**Set of tasks:**
**1)** Reproduce everything from "If we were Intel" down to "into early 2023." in the passage on AMD and Intel server chips.
**2)** Decide whether each statement below agrees with the passage on AMD and Intel server chips, answering yes or no and quoting the deciding words. (a) Demand for Epyc in the HPC sector is a business that will take years to build. (b) The datacenter GPU business was up in the quarter. (c) The "Granite Rapids" chips were expected at the end of 2022 and are now pushed into early 2023.

**Given text:**
Many of us on the call walked away with the impression that AMD was supply constrained to a certain extent for Epyc CPUs, but also that AMD was working with TSMC to inch capacity up to meet growing demand as more platforms from more OEMs and ODMs and more instances from cloud builders deploy Epyc. There is steady and rising demand for Epyc in the HPC sector as well, but that business will take years to build. Ditto for the datacenter GPU business, which was down in the quarter but which Su said would grow in the second half of the year just like the Epyc CPU business is expected to grow. (But not at the same rates, of course.) The mindshare of the Radeon Instinct GPU accelerators is rising, no doubt thanks to promised about the future iterations of the ROCm hybrid CPU-GPU development environment and to AMD capturing the future “Frontier” and “El Capitan” exascale systems for both CPUs and GPUs at the US Department of Energy – specifically at Oak Ridge National Laboratory and Lawrence Livermore National Laboratory.

If we were Intel facing intense competition from AMD in the X86 server arena, we would have probably promised very good deals on future 10 nanometer “Ice Lake” and “Sapphire Rapids” Xeon SP processors to high volume customers who would buy current 14 nanometer “Cascade Lake” processors today – probably also at steeper discounts but also at higher ASPs with more clocks and more cores for any given slot in the SKU stack. We also suspect that Intel us being generous with the MDF marketing cash to those OEM customers who are emphasizing Xeon SP processors. These are other reasons why AMD’s shipment market share in server CPUs is not higher given all of the dynamics. The 7 nanometer shift doesn’t hurt the near-term Ice Lake and Sapphire Rapids chips, but it does hurt the “Granite Rapids” chips that were expected at the end of 2022 and now are pushed into early 2023.

**Material provided:**
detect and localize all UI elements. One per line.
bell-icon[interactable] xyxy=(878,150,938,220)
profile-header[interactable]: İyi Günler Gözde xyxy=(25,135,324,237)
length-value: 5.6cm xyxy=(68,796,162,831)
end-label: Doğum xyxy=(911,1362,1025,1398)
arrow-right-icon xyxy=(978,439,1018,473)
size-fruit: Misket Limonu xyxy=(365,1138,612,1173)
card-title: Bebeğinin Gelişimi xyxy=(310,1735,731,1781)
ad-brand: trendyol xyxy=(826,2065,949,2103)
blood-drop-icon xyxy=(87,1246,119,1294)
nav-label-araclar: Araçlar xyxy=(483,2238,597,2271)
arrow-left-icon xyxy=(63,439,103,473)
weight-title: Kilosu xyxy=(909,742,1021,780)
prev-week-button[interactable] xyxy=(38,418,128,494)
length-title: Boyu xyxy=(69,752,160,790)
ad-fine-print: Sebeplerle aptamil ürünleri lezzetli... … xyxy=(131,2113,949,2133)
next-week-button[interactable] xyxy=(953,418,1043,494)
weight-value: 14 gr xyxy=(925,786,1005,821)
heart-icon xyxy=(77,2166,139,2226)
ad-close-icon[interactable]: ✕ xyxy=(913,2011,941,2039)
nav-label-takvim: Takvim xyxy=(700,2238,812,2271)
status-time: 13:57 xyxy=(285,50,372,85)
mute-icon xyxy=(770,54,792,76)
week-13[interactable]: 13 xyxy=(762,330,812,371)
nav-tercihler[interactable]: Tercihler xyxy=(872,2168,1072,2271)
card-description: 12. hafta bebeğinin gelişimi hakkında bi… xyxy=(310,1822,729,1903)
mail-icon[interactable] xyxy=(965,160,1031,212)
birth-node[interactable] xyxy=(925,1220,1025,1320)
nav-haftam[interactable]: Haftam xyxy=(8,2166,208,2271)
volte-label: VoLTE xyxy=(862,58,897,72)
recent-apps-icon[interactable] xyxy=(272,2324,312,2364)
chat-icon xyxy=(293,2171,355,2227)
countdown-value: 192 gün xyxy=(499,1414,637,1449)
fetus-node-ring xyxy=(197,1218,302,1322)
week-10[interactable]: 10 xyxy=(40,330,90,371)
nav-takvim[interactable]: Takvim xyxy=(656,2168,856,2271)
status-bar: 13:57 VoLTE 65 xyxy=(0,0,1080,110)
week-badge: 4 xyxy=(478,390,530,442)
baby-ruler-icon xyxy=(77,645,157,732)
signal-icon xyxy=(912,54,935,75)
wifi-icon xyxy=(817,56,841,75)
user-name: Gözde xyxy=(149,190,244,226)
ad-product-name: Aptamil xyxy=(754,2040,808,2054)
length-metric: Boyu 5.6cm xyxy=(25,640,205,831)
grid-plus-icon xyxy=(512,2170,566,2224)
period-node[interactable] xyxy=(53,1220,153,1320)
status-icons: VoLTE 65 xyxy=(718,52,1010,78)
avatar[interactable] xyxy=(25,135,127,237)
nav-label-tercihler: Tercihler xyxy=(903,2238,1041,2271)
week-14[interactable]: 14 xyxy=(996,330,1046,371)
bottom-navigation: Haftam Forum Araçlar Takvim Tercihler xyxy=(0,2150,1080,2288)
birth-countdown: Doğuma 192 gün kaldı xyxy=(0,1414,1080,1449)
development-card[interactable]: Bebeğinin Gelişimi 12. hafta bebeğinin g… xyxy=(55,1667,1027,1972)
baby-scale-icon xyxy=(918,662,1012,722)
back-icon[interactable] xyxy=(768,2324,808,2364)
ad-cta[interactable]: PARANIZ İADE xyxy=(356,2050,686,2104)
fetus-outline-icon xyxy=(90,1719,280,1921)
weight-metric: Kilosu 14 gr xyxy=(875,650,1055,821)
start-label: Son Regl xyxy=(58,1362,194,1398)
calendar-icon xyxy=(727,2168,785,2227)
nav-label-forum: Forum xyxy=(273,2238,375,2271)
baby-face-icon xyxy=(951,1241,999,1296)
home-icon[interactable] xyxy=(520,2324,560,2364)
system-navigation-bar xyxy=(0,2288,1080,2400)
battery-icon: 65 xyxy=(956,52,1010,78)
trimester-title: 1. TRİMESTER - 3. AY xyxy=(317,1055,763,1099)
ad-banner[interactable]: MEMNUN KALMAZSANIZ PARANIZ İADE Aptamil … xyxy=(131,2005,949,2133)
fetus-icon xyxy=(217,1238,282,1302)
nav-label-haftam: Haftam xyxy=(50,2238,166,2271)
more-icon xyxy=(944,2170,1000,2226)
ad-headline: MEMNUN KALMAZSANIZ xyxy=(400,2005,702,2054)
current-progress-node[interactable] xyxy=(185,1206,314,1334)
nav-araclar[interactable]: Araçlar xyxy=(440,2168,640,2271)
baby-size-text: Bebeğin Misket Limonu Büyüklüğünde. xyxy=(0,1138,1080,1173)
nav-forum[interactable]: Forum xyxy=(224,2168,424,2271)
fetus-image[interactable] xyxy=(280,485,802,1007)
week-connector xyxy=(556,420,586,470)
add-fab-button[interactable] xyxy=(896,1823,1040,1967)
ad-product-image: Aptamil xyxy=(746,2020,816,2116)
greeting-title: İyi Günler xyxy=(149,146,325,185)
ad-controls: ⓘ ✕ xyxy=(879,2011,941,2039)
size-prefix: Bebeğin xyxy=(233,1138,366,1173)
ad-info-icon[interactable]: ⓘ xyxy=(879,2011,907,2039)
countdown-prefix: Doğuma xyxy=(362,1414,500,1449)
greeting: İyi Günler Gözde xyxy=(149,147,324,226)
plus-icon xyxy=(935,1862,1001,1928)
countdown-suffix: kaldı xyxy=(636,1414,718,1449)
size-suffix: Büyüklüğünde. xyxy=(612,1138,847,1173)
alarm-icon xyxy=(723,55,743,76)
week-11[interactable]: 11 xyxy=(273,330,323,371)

**Answers for this exercise:**
**1)**
If we were Intel facing intense competition from AMD in the X86 server arena, we would have probably promised very good deals on future 10 nanometer “Ice Lake” and “Sapphire Rapids” Xeon SP processors to high volume customers who would buy current 14 nanometer “Cascade Lake” processors today – probably also at steeper discounts but also at higher ASPs with more clocks and more cores for any given slot in the SKU stack. We also suspect that Intel us being generous with the MDF marketing cash to those OEM customers who are emphasizing Xeon SP processors. These are other reasons why AMD’s shipment market share in server CPUs is not higher given all of the dynamics. The 7 nanometer shift doesn’t hurt the near-term Ice Lake and Sapphire Rapids chips, but it does hurt the “Granite Rapids” chips that were expected at the end of 2022 and now are pushed into early 2023.

**2)**
(a) Yes: "There is steady and rising demand for Epyc in the HPC sector as well, but that business will take years to build."
(b) No: "Ditto for the datacenter GPU business, which was down in the quarter"
(c) Yes: "the “Granite Rapids” chips that were expected at the end of 2022 and now are pushed into early 2023."